Given records

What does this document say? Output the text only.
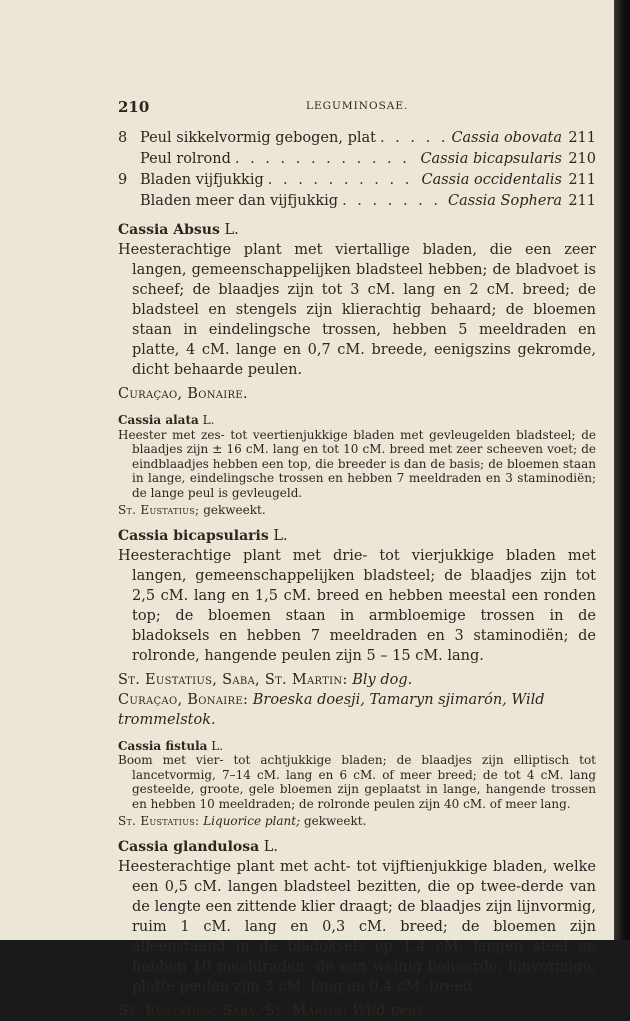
210	LEGUMINOSAE.
8 Peul sikkelvormig gebogen, plat . . .	Cassia obovata 211
Peul rolrond . . .	Cassia bicapsularis 210
9 Bladen vijfjukkig . . .	Cassia occidentalis 211
Bladen meer dan vijfjukkig . . .	Cassia Sophera 211
Cassia Absus L.

Heesterachtige plant met viertallige bladen, die een zeer langen, gemeenschappelijken bladsteel hebben; de bladvoet is scheef; de blaadjes zijn tot 3 cM. lang en 2 cM. breed; de bladsteel en stengels zijn klierachtig behaard; de bloemen staan in eindelingsche trossen, hebben 5 meeldraden en platte, 4 cM. lange en 0,7 cM. breede, eenigszins gekromde, dicht behaarde peulen.

Curaçao, Bonaire.
Cassia alata L.

Heester met zes- tot veertienjukkige bladen met gevleugelden bladsteel; de blaadjes zijn ± 16 cM. lang en tot 10 cM. breed met zeer scheeven voet; de eindblaadjes hebben een top, die breeder is dan de basis; de bloemen staan in lange, eindelingsche trossen en hebben 7 meeldraden en 3 staminodiën; de lange peul is gevleugeld.

St. Eustatius; gekweekt.
Cassia bicapsularis L.

Heesterachtige plant met drie- tot vierjukkige bladen met langen, gemeenschappelijken bladsteel; de blaadjes zijn tot 2,5 cM. lang en 1,5 cM. breed en hebben meestal een ronden top; de bloemen staan in armbloemige trossen in de bladoksels en hebben 7 meeldraden en 3 staminodiën; de rolronde, hangende peulen zijn 5 – 15 cM. lang.

St. Eustatius, Saba, St. Martin: Bly dog.
Curaçao, Bonaire: Broeska doesji, Tamaryn sjimarón, Wild trommelstok.
Cassia fistula L.

Boom met vier- tot achtjukkige bladen; de blaadjes zijn elliptisch tot lancetvormig, 7–14 cM. lang en 6 cM. of meer breed; de tot 4 cM. lang gesteelde, groote, gele bloemen zijn geplaatst in lange, hangende trossen en hebben 10 meeldraden; de rolronde peulen zijn 40 cM. of meer lang.

St. Eustatius: Liquorice plant; gekweekt.
Cassia glandulosa L.

Heesterachtige plant met acht- tot vijftienjukkige bladen, welke een 0,5 cM. langen bladsteel bezitten, die op twee-derde van de lengte een zittende klier draagt; de blaadjes zijn lijnvormig, ruim 1 cM. lang en 0,3 cM. breed; de bloemen zijn alleenstaand in de bladoksels op 1,4 cM. langen steel en hebben 10 meeldraden; de een weinig behaarde, lijnvormige, platte peulen zijn 3 cM. lang en 0,4 cM. breed.

St. Eustatius, Saba, St. Martin: Wild peas.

What you need to do
Collect each line holding the string "plant".

Response
Heesterachtige plant met viertallige bladen, die een zeer langen, gemeenschappelijken bladsteel hebben; de bladvoet is scheef; de blaadjes zijn tot 3 cM. lang en 2 cM. breed; de bladsteel en stengels zijn klierachtig behaard; de bloemen staan in eindelingsche trossen, hebben 5 meeldraden en platte, 4 cM. lange en 0,7 cM. breede, eenigszins gekromde, dicht behaarde peulen.
Heesterachtige plant met drie- tot vierjukkige bladen met langen, gemeenschappelijken bladsteel; de blaadjes zijn tot 2,5 cM. lang en 1,5 cM. breed en hebben meestal een ronden top; de bloemen staan in armbloemige trossen in de bladoksels en hebben 7 meeldraden en 3 staminodiën; de rolronde, hangende peulen zijn 5 – 15 cM. lang.
St. Eustatius: Liquorice plant; gekweekt.
Heesterachtige plant met acht- tot vijftienjukkige bladen, welke een 0,5 cM. langen bladsteel bezitten, die op twee-derde van de lengte een zittende klier draagt; de blaadjes zijn lijnvormig, ruim 1 cM. lang en 0,3 cM. breed; de bloemen zijn alleenstaand in de bladoksels op 1,4 cM. langen steel en hebben 10 meeldraden; de een weinig behaarde, lijnvormige, platte peulen zijn 3 cM. lang en 0,4 cM. breed.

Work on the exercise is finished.